TASK GOAL
Copy each line that contains the string "image".

[Data entries]
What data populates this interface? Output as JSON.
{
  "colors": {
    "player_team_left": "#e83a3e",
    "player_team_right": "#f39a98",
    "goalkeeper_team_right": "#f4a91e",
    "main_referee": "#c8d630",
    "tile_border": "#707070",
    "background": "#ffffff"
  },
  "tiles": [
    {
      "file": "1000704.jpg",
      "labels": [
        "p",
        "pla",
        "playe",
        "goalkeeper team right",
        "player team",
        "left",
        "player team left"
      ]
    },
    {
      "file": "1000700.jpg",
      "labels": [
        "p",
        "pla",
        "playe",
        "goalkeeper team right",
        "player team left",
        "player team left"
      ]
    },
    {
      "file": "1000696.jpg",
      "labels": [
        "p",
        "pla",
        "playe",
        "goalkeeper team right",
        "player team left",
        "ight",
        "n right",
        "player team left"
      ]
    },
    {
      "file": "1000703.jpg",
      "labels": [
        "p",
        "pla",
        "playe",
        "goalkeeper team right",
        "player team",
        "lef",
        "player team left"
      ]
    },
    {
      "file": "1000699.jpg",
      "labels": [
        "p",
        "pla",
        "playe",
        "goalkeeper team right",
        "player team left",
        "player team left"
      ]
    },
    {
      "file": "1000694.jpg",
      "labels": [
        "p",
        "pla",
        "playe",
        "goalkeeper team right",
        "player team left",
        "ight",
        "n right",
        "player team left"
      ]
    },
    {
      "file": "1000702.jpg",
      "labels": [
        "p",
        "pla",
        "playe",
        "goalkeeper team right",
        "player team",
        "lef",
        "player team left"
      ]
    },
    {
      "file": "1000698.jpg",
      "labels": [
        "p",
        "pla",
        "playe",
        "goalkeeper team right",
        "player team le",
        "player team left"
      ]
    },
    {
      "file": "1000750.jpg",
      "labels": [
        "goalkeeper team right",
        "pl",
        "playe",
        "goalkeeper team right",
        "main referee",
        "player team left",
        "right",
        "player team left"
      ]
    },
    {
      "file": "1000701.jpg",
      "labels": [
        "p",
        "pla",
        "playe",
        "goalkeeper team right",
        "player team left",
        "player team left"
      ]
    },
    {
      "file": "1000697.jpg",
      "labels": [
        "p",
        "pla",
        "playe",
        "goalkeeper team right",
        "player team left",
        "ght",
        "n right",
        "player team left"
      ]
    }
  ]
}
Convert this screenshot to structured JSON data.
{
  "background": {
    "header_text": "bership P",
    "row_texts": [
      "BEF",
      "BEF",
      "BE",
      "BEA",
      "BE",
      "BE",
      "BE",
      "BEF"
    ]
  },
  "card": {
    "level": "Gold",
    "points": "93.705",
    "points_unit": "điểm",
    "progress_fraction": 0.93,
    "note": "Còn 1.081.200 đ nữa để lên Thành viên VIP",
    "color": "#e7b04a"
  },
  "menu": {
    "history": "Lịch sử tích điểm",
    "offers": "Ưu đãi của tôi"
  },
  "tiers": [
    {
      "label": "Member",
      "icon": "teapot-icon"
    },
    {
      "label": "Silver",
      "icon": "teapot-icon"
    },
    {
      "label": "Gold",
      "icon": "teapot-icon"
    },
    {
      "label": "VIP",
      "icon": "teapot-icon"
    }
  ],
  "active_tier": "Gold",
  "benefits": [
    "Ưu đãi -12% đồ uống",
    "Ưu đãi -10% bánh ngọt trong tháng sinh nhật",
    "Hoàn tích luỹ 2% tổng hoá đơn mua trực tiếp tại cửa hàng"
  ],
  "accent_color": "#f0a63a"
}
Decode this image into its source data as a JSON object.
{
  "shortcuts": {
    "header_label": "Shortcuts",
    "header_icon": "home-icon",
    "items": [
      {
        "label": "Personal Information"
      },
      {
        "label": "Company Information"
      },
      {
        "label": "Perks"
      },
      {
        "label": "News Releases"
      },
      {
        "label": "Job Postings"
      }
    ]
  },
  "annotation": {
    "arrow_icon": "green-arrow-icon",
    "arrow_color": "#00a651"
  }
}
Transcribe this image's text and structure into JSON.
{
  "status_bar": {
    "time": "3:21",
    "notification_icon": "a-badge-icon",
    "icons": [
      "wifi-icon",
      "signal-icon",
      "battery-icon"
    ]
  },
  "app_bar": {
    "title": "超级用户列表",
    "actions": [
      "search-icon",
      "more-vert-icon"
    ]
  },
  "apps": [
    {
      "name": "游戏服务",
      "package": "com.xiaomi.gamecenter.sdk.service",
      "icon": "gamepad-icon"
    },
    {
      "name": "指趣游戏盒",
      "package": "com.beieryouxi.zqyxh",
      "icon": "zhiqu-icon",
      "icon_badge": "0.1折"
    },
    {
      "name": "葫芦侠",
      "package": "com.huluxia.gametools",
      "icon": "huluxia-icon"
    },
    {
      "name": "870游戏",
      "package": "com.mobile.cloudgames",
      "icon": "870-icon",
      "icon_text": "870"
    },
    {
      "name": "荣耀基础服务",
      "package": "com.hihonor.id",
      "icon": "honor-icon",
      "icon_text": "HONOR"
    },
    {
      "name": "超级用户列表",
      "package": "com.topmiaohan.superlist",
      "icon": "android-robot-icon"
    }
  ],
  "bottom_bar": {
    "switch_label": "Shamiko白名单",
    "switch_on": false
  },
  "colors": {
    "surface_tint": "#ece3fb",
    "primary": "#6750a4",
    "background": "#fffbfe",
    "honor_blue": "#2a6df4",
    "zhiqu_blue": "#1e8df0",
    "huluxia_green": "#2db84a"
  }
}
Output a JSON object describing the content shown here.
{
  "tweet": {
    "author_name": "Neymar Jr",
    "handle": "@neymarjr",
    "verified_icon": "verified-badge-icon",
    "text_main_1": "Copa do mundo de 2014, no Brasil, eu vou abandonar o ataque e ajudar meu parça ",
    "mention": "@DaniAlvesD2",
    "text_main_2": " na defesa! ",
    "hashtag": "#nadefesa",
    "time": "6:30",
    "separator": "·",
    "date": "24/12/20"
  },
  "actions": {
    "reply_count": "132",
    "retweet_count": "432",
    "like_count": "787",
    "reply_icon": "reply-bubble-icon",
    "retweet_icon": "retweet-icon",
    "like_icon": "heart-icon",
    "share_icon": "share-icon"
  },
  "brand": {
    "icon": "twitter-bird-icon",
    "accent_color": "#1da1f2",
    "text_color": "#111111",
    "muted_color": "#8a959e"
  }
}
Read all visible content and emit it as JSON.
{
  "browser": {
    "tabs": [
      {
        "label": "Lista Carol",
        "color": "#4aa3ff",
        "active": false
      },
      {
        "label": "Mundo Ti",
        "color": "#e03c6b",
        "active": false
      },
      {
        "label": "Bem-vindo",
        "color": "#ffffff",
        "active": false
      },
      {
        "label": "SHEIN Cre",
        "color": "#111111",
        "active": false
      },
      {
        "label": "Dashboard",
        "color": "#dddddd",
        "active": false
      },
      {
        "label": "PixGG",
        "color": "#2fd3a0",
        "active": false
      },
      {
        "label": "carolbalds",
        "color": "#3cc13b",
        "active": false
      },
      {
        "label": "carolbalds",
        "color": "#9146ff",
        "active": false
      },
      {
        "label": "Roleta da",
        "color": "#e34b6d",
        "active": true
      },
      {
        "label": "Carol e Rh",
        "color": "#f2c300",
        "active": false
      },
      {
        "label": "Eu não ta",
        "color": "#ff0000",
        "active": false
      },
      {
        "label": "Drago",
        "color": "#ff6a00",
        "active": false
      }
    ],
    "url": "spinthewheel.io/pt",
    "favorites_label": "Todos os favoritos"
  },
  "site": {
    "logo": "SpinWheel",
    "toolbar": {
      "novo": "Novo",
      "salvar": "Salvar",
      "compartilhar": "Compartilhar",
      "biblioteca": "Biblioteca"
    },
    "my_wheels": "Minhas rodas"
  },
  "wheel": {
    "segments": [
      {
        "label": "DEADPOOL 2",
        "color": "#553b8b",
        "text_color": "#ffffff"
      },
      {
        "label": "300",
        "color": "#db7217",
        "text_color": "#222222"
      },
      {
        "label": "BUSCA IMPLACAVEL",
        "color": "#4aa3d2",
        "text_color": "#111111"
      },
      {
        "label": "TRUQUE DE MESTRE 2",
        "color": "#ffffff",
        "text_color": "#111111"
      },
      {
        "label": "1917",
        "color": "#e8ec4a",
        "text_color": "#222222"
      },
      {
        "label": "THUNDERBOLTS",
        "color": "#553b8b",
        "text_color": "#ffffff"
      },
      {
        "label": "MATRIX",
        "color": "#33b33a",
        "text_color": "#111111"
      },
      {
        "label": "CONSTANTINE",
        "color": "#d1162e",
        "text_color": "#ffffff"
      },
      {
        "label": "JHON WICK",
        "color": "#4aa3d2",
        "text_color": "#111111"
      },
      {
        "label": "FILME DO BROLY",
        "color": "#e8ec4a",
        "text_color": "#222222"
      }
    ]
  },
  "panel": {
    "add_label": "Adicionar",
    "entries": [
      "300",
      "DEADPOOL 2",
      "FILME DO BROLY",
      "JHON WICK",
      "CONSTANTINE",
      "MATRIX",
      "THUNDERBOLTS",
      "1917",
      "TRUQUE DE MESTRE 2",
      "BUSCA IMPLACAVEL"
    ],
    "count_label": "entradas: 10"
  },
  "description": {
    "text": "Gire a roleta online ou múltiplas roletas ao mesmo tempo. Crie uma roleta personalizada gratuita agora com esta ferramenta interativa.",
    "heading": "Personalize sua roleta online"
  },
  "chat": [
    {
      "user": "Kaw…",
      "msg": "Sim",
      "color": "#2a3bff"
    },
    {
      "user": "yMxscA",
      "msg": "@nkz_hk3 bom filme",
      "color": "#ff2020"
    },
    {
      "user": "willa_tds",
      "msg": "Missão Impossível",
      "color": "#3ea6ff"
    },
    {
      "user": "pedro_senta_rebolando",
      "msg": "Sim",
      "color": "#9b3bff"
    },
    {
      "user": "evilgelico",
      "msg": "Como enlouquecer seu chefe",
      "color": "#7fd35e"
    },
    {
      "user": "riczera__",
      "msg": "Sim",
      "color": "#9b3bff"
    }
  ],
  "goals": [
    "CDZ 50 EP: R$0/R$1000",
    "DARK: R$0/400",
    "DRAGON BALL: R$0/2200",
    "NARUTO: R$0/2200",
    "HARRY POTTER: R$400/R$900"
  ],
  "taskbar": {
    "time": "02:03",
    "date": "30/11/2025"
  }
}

WRITTEN SOLUTION
Decode this image into its source data as a JSON object.
Transcribe this image's text and structure into JSON.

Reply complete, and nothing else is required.